* _RECORDS SUPPLIED_

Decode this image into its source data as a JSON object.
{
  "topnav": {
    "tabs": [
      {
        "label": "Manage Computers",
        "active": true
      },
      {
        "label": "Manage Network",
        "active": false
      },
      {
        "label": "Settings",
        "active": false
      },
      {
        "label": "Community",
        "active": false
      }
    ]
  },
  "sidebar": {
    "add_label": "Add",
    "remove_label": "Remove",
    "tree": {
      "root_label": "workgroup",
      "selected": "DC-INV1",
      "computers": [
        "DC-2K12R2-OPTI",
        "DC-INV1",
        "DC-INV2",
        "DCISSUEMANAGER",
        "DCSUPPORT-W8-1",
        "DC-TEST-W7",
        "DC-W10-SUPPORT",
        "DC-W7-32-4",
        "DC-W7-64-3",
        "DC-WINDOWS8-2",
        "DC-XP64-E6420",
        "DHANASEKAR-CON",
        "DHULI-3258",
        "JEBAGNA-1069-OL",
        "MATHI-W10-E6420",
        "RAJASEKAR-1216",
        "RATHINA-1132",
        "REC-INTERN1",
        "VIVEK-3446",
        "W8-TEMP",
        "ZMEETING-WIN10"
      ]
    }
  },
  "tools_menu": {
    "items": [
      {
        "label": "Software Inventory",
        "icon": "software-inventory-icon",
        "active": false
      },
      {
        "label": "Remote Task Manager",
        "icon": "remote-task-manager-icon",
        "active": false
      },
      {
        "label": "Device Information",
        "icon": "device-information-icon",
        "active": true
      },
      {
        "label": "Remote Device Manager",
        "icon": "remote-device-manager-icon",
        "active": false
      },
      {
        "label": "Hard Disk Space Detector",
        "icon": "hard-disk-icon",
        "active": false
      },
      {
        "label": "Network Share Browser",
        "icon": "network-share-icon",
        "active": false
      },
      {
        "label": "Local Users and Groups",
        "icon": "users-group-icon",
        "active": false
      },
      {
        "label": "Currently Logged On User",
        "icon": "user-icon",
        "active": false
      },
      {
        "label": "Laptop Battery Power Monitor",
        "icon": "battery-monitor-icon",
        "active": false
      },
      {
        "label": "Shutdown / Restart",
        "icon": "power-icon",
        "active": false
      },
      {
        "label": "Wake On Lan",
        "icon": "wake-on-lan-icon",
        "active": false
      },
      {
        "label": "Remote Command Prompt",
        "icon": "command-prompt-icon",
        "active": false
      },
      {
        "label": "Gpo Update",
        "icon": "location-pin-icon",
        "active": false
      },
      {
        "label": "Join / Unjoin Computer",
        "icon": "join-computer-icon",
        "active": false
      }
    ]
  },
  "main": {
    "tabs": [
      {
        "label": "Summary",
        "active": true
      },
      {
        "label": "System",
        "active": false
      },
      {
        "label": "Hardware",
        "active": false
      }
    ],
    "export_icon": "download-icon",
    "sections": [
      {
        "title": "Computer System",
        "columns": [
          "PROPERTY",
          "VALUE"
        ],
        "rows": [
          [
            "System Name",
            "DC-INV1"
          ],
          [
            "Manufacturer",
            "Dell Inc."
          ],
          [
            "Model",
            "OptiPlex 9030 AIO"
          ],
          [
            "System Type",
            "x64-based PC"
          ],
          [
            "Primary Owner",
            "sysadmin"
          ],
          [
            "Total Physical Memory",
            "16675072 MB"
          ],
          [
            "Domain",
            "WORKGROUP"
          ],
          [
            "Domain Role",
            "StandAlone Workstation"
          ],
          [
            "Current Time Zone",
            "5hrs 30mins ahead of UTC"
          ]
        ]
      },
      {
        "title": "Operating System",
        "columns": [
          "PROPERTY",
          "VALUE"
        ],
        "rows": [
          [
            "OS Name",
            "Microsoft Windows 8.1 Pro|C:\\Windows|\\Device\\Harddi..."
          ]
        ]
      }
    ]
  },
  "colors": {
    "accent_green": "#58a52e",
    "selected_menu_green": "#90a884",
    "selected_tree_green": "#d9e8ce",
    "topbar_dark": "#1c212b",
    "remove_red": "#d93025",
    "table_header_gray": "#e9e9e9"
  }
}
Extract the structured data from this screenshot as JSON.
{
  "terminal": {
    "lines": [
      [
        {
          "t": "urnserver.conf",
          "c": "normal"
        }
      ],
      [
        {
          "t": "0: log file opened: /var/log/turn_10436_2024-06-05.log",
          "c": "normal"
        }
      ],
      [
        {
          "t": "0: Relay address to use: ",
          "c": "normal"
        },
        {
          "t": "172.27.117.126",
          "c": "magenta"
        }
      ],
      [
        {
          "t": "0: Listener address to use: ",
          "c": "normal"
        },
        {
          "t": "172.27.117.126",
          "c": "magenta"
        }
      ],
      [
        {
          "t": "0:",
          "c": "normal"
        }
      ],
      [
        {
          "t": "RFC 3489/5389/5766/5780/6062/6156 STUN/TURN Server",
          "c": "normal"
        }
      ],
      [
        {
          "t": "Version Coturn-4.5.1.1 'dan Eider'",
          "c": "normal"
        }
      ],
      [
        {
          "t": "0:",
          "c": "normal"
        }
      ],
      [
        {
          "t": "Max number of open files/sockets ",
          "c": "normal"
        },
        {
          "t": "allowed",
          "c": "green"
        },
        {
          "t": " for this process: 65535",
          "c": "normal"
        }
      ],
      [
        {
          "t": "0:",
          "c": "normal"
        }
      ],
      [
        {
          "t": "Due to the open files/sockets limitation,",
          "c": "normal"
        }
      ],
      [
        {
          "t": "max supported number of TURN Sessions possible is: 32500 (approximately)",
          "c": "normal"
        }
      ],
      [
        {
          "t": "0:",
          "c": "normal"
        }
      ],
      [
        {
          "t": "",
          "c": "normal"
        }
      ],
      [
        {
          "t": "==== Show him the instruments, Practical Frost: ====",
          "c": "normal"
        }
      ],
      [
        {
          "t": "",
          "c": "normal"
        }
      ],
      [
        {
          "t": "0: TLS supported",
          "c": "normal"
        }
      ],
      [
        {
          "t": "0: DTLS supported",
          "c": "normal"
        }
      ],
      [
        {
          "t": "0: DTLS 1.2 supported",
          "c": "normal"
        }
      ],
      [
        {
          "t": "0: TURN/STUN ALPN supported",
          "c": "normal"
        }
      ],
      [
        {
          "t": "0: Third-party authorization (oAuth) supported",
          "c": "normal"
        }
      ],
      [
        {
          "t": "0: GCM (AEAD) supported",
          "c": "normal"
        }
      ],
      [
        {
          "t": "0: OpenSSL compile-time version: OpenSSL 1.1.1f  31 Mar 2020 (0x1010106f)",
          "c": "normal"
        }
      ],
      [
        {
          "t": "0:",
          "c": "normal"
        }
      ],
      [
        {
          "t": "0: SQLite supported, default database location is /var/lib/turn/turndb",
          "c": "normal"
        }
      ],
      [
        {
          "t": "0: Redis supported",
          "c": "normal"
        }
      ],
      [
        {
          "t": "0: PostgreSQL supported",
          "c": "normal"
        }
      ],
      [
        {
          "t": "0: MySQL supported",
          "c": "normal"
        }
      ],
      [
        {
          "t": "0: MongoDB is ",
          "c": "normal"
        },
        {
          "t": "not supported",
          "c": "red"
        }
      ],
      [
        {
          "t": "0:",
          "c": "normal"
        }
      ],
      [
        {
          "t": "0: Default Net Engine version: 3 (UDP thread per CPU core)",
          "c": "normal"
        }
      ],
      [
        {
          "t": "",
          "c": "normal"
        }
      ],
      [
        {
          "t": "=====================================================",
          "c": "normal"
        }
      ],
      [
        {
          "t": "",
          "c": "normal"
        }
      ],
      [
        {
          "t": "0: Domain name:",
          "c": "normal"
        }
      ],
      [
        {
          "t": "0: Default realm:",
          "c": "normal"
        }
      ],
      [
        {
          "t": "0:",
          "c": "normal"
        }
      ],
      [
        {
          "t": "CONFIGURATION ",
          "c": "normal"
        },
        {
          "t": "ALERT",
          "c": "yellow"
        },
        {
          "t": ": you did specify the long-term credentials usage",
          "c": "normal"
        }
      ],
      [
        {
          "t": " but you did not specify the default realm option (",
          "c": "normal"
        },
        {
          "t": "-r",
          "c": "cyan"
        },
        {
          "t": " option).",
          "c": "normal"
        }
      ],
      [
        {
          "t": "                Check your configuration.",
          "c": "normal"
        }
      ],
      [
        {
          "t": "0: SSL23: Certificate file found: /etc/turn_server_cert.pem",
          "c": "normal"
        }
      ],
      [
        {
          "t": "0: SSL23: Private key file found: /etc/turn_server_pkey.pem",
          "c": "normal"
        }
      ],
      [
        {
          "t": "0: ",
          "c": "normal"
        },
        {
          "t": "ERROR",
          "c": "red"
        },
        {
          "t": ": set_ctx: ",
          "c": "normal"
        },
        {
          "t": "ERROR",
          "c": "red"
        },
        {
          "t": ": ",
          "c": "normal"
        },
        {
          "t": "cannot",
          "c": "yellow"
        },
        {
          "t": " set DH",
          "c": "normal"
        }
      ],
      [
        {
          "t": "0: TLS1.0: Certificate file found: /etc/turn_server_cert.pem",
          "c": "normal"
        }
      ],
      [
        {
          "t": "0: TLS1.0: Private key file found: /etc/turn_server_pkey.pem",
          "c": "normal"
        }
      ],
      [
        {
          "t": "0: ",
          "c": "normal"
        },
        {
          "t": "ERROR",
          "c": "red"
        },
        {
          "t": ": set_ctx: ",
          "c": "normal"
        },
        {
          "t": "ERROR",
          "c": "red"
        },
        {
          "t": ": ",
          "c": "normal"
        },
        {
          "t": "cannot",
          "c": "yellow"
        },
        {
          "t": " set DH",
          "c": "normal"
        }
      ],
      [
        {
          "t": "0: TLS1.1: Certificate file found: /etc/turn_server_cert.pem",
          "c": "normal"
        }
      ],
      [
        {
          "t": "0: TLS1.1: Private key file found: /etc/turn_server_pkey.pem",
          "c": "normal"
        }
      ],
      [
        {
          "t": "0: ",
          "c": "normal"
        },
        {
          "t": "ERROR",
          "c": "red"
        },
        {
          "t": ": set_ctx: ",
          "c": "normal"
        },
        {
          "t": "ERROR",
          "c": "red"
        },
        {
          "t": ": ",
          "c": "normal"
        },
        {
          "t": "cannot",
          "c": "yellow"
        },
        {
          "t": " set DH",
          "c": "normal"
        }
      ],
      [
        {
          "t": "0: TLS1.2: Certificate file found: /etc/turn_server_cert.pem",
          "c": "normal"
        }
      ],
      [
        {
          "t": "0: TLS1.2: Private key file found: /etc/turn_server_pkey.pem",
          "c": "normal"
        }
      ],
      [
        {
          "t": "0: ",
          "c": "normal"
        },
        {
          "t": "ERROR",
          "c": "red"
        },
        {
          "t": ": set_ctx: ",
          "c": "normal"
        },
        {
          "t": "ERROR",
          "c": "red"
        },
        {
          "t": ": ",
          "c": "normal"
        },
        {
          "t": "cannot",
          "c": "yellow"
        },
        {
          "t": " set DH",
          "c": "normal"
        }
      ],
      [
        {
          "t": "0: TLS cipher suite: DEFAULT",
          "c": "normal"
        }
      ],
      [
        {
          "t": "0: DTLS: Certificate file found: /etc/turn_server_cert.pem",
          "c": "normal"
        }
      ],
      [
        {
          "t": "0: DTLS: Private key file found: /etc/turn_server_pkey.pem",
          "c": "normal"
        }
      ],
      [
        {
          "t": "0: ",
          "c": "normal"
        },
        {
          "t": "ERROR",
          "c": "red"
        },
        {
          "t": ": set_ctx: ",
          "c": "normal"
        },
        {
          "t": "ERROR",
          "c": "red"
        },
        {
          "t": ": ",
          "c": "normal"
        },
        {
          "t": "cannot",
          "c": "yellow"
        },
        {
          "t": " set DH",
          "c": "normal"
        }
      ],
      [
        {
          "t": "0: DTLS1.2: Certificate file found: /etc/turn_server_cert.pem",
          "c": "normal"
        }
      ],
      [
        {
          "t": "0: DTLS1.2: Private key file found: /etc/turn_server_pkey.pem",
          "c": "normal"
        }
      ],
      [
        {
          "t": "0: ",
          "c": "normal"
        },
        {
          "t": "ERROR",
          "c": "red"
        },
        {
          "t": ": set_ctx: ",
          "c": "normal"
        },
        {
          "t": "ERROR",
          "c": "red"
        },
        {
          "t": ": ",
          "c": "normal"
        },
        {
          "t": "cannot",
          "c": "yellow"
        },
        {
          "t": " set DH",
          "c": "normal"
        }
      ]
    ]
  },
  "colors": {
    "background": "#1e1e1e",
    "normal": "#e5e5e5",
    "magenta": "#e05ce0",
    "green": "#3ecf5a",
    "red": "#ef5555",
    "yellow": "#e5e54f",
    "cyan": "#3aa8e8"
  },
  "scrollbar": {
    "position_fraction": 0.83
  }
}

* _WHAT TO DO_
Look over the listing above. Pick out and copy every line that includes "option".

* _FULL SOLUTION_
          "t": " but you did not specify the default realm option (",
          "t": " option).",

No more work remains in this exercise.